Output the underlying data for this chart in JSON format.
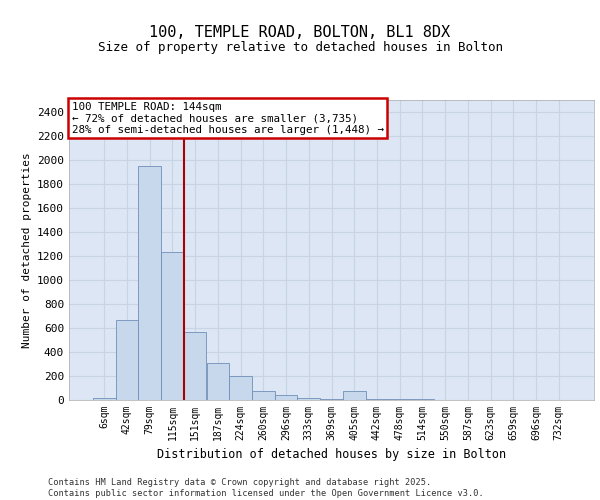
{
  "title_line1": "100, TEMPLE ROAD, BOLTON, BL1 8DX",
  "title_line2": "Size of property relative to detached houses in Bolton",
  "xlabel": "Distribution of detached houses by size in Bolton",
  "ylabel": "Number of detached properties",
  "footer_line1": "Contains HM Land Registry data © Crown copyright and database right 2025.",
  "footer_line2": "Contains public sector information licensed under the Open Government Licence v3.0.",
  "bar_color": "#c8d8ec",
  "bar_edge_color": "#7090b8",
  "grid_color": "#c8d4e4",
  "background_color": "#dce6f4",
  "vline_color": "#aa0000",
  "categories": [
    "6sqm",
    "42sqm",
    "79sqm",
    "115sqm",
    "151sqm",
    "187sqm",
    "224sqm",
    "260sqm",
    "296sqm",
    "333sqm",
    "369sqm",
    "405sqm",
    "442sqm",
    "478sqm",
    "514sqm",
    "550sqm",
    "587sqm",
    "623sqm",
    "659sqm",
    "696sqm",
    "732sqm"
  ],
  "values": [
    15,
    670,
    1950,
    1230,
    570,
    310,
    200,
    75,
    40,
    20,
    10,
    75,
    8,
    8,
    8,
    0,
    0,
    0,
    0,
    0,
    0
  ],
  "ylim": [
    0,
    2500
  ],
  "yticks": [
    0,
    200,
    400,
    600,
    800,
    1000,
    1200,
    1400,
    1600,
    1800,
    2000,
    2200,
    2400
  ],
  "vline_x": 3.5,
  "annotation_text_line1": "100 TEMPLE ROAD: 144sqm",
  "annotation_text_line2": "← 72% of detached houses are smaller (3,735)",
  "annotation_text_line3": "28% of semi-detached houses are larger (1,448) →"
}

============

• [PROBLEM DETAILS] Leave out the pictures and reproduce the rest of the listing exactly.

• [EXERCISE OUTPUT]
Output the underlying data for this chart in JSON format.
{
  "title_line1": "100, TEMPLE ROAD, BOLTON, BL1 8DX",
  "title_line2": "Size of property relative to detached houses in Bolton",
  "xlabel": "Distribution of detached houses by size in Bolton",
  "ylabel": "Number of detached properties",
  "footer_line1": "Contains HM Land Registry data © Crown copyright and database right 2025.",
  "footer_line2": "Contains public sector information licensed under the Open Government Licence v3.0.",
  "bar_color": "#c8d8ec",
  "bar_edge_color": "#7090b8",
  "grid_color": "#c8d4e4",
  "background_color": "#dce6f4",
  "vline_color": "#aa0000",
  "categories": [
    "6sqm",
    "42sqm",
    "79sqm",
    "115sqm",
    "151sqm",
    "187sqm",
    "224sqm",
    "260sqm",
    "296sqm",
    "333sqm",
    "369sqm",
    "405sqm",
    "442sqm",
    "478sqm",
    "514sqm",
    "550sqm",
    "587sqm",
    "623sqm",
    "659sqm",
    "696sqm",
    "732sqm"
  ],
  "values": [
    15,
    670,
    1950,
    1230,
    570,
    310,
    200,
    75,
    40,
    20,
    10,
    75,
    8,
    8,
    8,
    0,
    0,
    0,
    0,
    0,
    0
  ],
  "ylim": [
    0,
    2500
  ],
  "yticks": [
    0,
    200,
    400,
    600,
    800,
    1000,
    1200,
    1400,
    1600,
    1800,
    2000,
    2200,
    2400
  ],
  "vline_x": 3.5,
  "annotation_text_line1": "100 TEMPLE ROAD: 144sqm",
  "annotation_text_line2": "← 72% of detached houses are smaller (3,735)",
  "annotation_text_line3": "28% of semi-detached houses are larger (1,448) →"
}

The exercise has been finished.